(A block of data)
—————

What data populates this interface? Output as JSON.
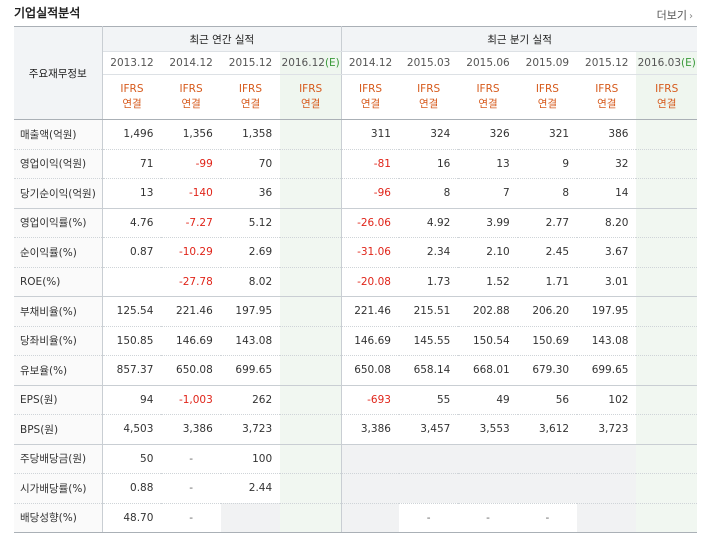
{
  "title": "기업실적분석",
  "more_label": "더보기",
  "more_arrow": "›",
  "row_header_label": "주요재무정보",
  "annual_label": "최근 연간 실적",
  "quarter_label": "최근 분기 실적",
  "estimate_mark": "(E)",
  "annual_periods": [
    "2013.12",
    "2014.12",
    "2015.12",
    "2016.12"
  ],
  "quarter_periods": [
    "2014.12",
    "2015.03",
    "2015.06",
    "2015.09",
    "2015.12",
    "2016.03"
  ],
  "ifrs_top": "IFRS",
  "ifrs_bottom": "연결",
  "rows": [
    {
      "label": "매출액(억원)",
      "vals": [
        "1,496",
        "1,356",
        "1,358",
        "",
        "311",
        "324",
        "326",
        "321",
        "386",
        ""
      ]
    },
    {
      "label": "영업이익(억원)",
      "vals": [
        "71",
        "-99",
        "70",
        "",
        "-81",
        "16",
        "13",
        "9",
        "32",
        ""
      ]
    },
    {
      "label": "당기순이익(억원)",
      "vals": [
        "13",
        "-140",
        "36",
        "",
        "-96",
        "8",
        "7",
        "8",
        "14",
        ""
      ]
    },
    {
      "label": "영업이익률(%)",
      "vals": [
        "4.76",
        "-7.27",
        "5.12",
        "",
        "-26.06",
        "4.92",
        "3.99",
        "2.77",
        "8.20",
        ""
      ]
    },
    {
      "label": "순이익률(%)",
      "vals": [
        "0.87",
        "-10.29",
        "2.69",
        "",
        "-31.06",
        "2.34",
        "2.10",
        "2.45",
        "3.67",
        ""
      ]
    },
    {
      "label": "ROE(%)",
      "vals": [
        "",
        "-27.78",
        "8.02",
        "",
        "-20.08",
        "1.73",
        "1.52",
        "1.71",
        "3.01",
        ""
      ]
    },
    {
      "label": "부채비율(%)",
      "vals": [
        "125.54",
        "221.46",
        "197.95",
        "",
        "221.46",
        "215.51",
        "202.88",
        "206.20",
        "197.95",
        ""
      ]
    },
    {
      "label": "당좌비율(%)",
      "vals": [
        "150.85",
        "146.69",
        "143.08",
        "",
        "146.69",
        "145.55",
        "150.54",
        "150.69",
        "143.08",
        ""
      ]
    },
    {
      "label": "유보율(%)",
      "vals": [
        "857.37",
        "650.08",
        "699.65",
        "",
        "650.08",
        "658.14",
        "668.01",
        "679.30",
        "699.65",
        ""
      ]
    },
    {
      "label": "EPS(원)",
      "vals": [
        "94",
        "-1,003",
        "262",
        "",
        "-693",
        "55",
        "49",
        "56",
        "102",
        ""
      ]
    },
    {
      "label": "BPS(원)",
      "vals": [
        "4,503",
        "3,386",
        "3,723",
        "",
        "3,386",
        "3,457",
        "3,553",
        "3,612",
        "3,723",
        ""
      ]
    },
    {
      "label": "주당배당금(원)",
      "vals": [
        "50",
        "-",
        "100",
        "",
        "",
        "",
        "",
        "",
        "",
        ""
      ]
    },
    {
      "label": "시가배당률(%)",
      "vals": [
        "0.88",
        "-",
        "2.44",
        "",
        "",
        "",
        "",
        "",
        "",
        ""
      ]
    },
    {
      "label": "배당성향(%)",
      "vals": [
        "48.70",
        "-",
        "",
        "",
        "",
        "-",
        "-",
        "-",
        "",
        ""
      ]
    }
  ]
}
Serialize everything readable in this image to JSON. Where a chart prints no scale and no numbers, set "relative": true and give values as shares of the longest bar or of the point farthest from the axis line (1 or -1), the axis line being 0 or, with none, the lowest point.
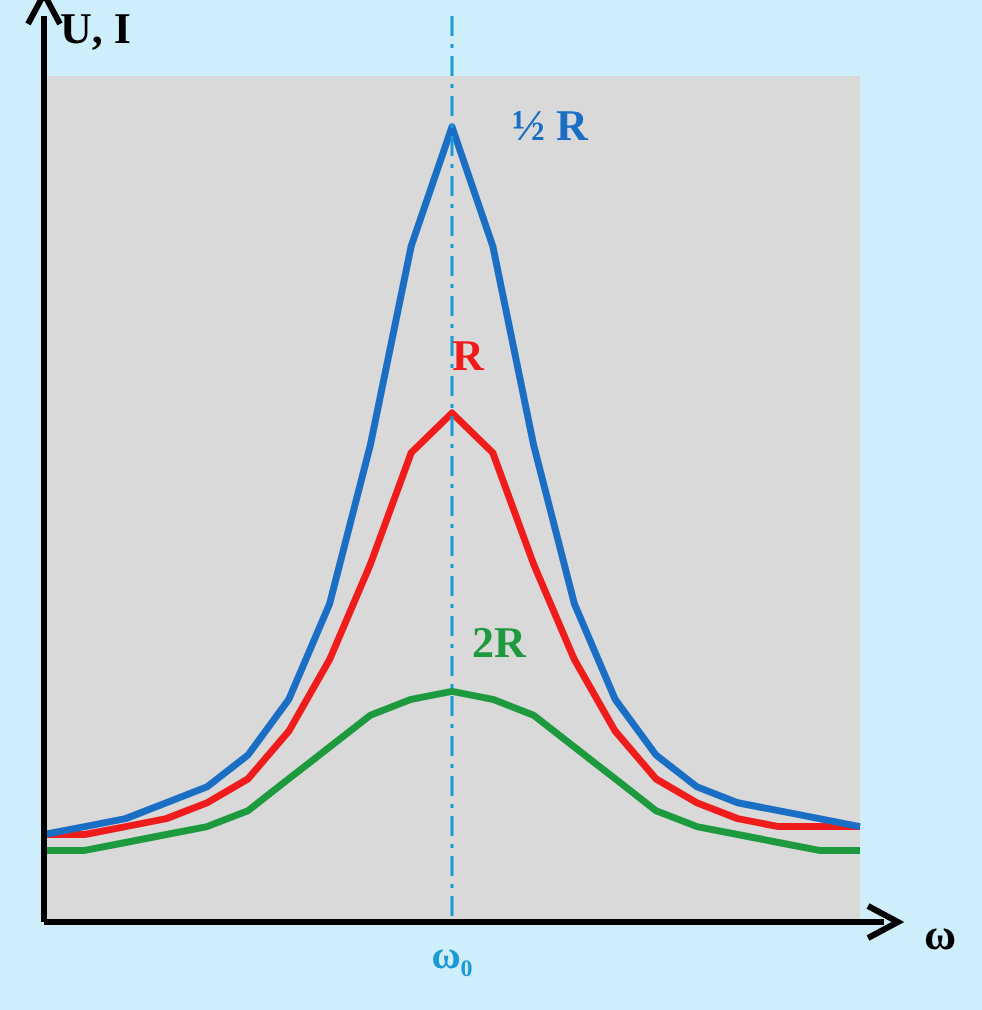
{
  "chart_data": {
    "type": "line",
    "relative": true,
    "xlabel": "ω",
    "ylabel": "U, I",
    "legend": false,
    "marker": "none",
    "grid": false,
    "categories": [
      null,
      null,
      null,
      null,
      null,
      null,
      null,
      null,
      null,
      null,
      null,
      null,
      null,
      null,
      null,
      null,
      null,
      null,
      null,
      null,
      null
    ],
    "series": [
      {
        "name": "½ R",
        "color": "#1a6fc4",
        "values": [
          0.11,
          0.12,
          0.13,
          0.15,
          0.17,
          0.21,
          0.28,
          0.4,
          0.6,
          0.85,
          1,
          0.85,
          0.6,
          0.4,
          0.28,
          0.21,
          0.17,
          0.15,
          0.14,
          0.13,
          0.12
        ]
      },
      {
        "name": "R",
        "color": "#f01c1c",
        "values": [
          0.11,
          0.11,
          0.12,
          0.13,
          0.15,
          0.18,
          0.24,
          0.33,
          0.45,
          0.59,
          0.64,
          0.59,
          0.45,
          0.33,
          0.24,
          0.18,
          0.15,
          0.13,
          0.12,
          0.12,
          0.12
        ]
      },
      {
        "name": "2R",
        "color": "#1e9a3e",
        "values": [
          0.09,
          0.09,
          0.1,
          0.11,
          0.12,
          0.14,
          0.18,
          0.22,
          0.26,
          0.28,
          0.29,
          0.28,
          0.26,
          0.22,
          0.18,
          0.14,
          0.12,
          0.11,
          0.1,
          0.09,
          0.09
        ]
      }
    ],
    "ref_lines": [
      {
        "axis": "x",
        "label": "ω₀",
        "color": "#1a9ad6",
        "line_style": "dashdot"
      }
    ]
  }
}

—————

Transcribe the records above exactly, leaving out every picture.

- [Task output]
What data populates this interface? Output as JSON.
{
  "title": "기업실적분석",
  "more_label": "더보기",
  "more_arrow": "›",
  "row_header_label": "주요재무정보",
  "annual_label": "최근 연간 실적",
  "quarter_label": "최근 분기 실적",
  "estimate_mark": "(E)",
  "annual_periods": [
    "2013.12",
    "2014.12",
    "2015.12",
    "2016.12"
  ],
  "quarter_periods": [
    "2014.12",
    "2015.03",
    "2015.06",
    "2015.09",
    "2015.12",
    "2016.03"
  ],
  "ifrs_top": "IFRS",
  "ifrs_bottom": "연결",
  "rows": [
    {
      "label": "매출액(억원)",
      "vals": [
        "1,496",
        "1,356",
        "1,358",
        "",
        "311",
        "324",
        "326",
        "321",
        "386",
        ""
      ]
    },
    {
      "label": "영업이익(억원)",
      "vals": [
        "71",
        "-99",
        "70",
        "",
        "-81",
        "16",
        "13",
        "9",
        "32",
        ""
      ]
    },
    {
      "label": "당기순이익(억원)",
      "vals": [
        "13",
        "-140",
        "36",
        "",
        "-96",
        "8",
        "7",
        "8",
        "14",
        ""
      ]
    },
    {
      "label": "영업이익률(%)",
      "vals": [
        "4.76",
        "-7.27",
        "5.12",
        "",
        "-26.06",
        "4.92",
        "3.99",
        "2.77",
        "8.20",
        ""
      ]
    },
    {
      "label": "순이익률(%)",
      "vals": [
        "0.87",
        "-10.29",
        "2.69",
        "",
        "-31.06",
        "2.34",
        "2.10",
        "2.45",
        "3.67",
        ""
      ]
    },
    {
      "label": "ROE(%)",
      "vals": [
        "",
        "-27.78",
        "8.02",
        "",
        "-20.08",
        "1.73",
        "1.52",
        "1.71",
        "3.01",
        ""
      ]
    },
    {
      "label": "부채비율(%)",
      "vals": [
        "125.54",
        "221.46",
        "197.95",
        "",
        "221.46",
        "215.51",
        "202.88",
        "206.20",
        "197.95",
        ""
      ]
    },
    {
      "label": "당좌비율(%)",
      "vals": [
        "150.85",
        "146.69",
        "143.08",
        "",
        "146.69",
        "145.55",
        "150.54",
        "150.69",
        "143.08",
        ""
      ]
    },
    {
      "label": "유보율(%)",
      "vals": [
        "857.37",
        "650.08",
        "699.65",
        "",
        "650.08",
        "658.14",
        "668.01",
        "679.30",
        "699.65",
        ""
      ]
    },
    {
      "label": "EPS(원)",
      "vals": [
        "94",
        "-1,003",
        "262",
        "",
        "-693",
        "55",
        "49",
        "56",
        "102",
        ""
      ]
    },
    {
      "label": "BPS(원)",
      "vals": [
        "4,503",
        "3,386",
        "3,723",
        "",
        "3,386",
        "3,457",
        "3,553",
        "3,612",
        "3,723",
        ""
      ]
    },
    {
      "label": "주당배당금(원)",
      "vals": [
        "50",
        "-",
        "100",
        "",
        "",
        "",
        "",
        "",
        "",
        ""
      ]
    },
    {
      "label": "시가배당률(%)",
      "vals": [
        "0.88",
        "-",
        "2.44",
        "",
        "",
        "",
        "",
        "",
        "",
        ""
      ]
    },
    {
      "label": "배당성향(%)",
      "vals": [
        "48.70",
        "-",
        "",
        "",
        "",
        "-",
        "-",
        "-",
        "",
        ""
      ]
    }
  ]
}
Serialize everything readable in this image to JSON. Where a chart prints no scale and no numbers, set "relative": true and give values as shares of the longest bar or of the point farthest from the axis line (1 or -1), the axis line being 0 or, with none, the lowest point.
{
  "chart_data": {
    "type": "line",
    "relative": true,
    "xlabel": "ω",
    "ylabel": "U, I",
    "legend": false,
    "marker": "none",
    "grid": false,
    "categories": [
      null,
      null,
      null,
      null,
      null,
      null,
      null,
      null,
      null,
      null,
      null,
      null,
      null,
      null,
      null,
      null,
      null,
      null,
      null,
      null,
      null
    ],
    "series": [
      {
        "name": "½ R",
        "color": "#1a6fc4",
        "values": [
          0.11,
          0.12,
          0.13,
          0.15,
          0.17,
          0.21,
          0.28,
          0.4,
          0.6,
          0.85,
          1,
          0.85,
          0.6,
          0.4,
          0.28,
          0.21,
          0.17,
          0.15,
          0.14,
          0.13,
          0.12
        ]
      },
      {
        "name": "R",
        "color": "#f01c1c",
        "values": [
          0.11,
          0.11,
          0.12,
          0.13,
          0.15,
          0.18,
          0.24,
          0.33,
          0.45,
          0.59,
          0.64,
          0.59,
          0.45,
          0.33,
          0.24,
          0.18,
          0.15,
          0.13,
          0.12,
          0.12,
          0.12
        ]
      },
      {
        "name": "2R",
        "color": "#1e9a3e",
        "values": [
          0.09,
          0.09,
          0.1,
          0.11,
          0.12,
          0.14,
          0.18,
          0.22,
          0.26,
          0.28,
          0.29,
          0.28,
          0.26,
          0.22,
          0.18,
          0.14,
          0.12,
          0.11,
          0.1,
          0.09,
          0.09
        ]
      }
    ],
    "ref_lines": [
      {
        "axis": "x",
        "label": "ω₀",
        "color": "#1a9ad6",
        "line_style": "dashdot"
      }
    ]
  }
}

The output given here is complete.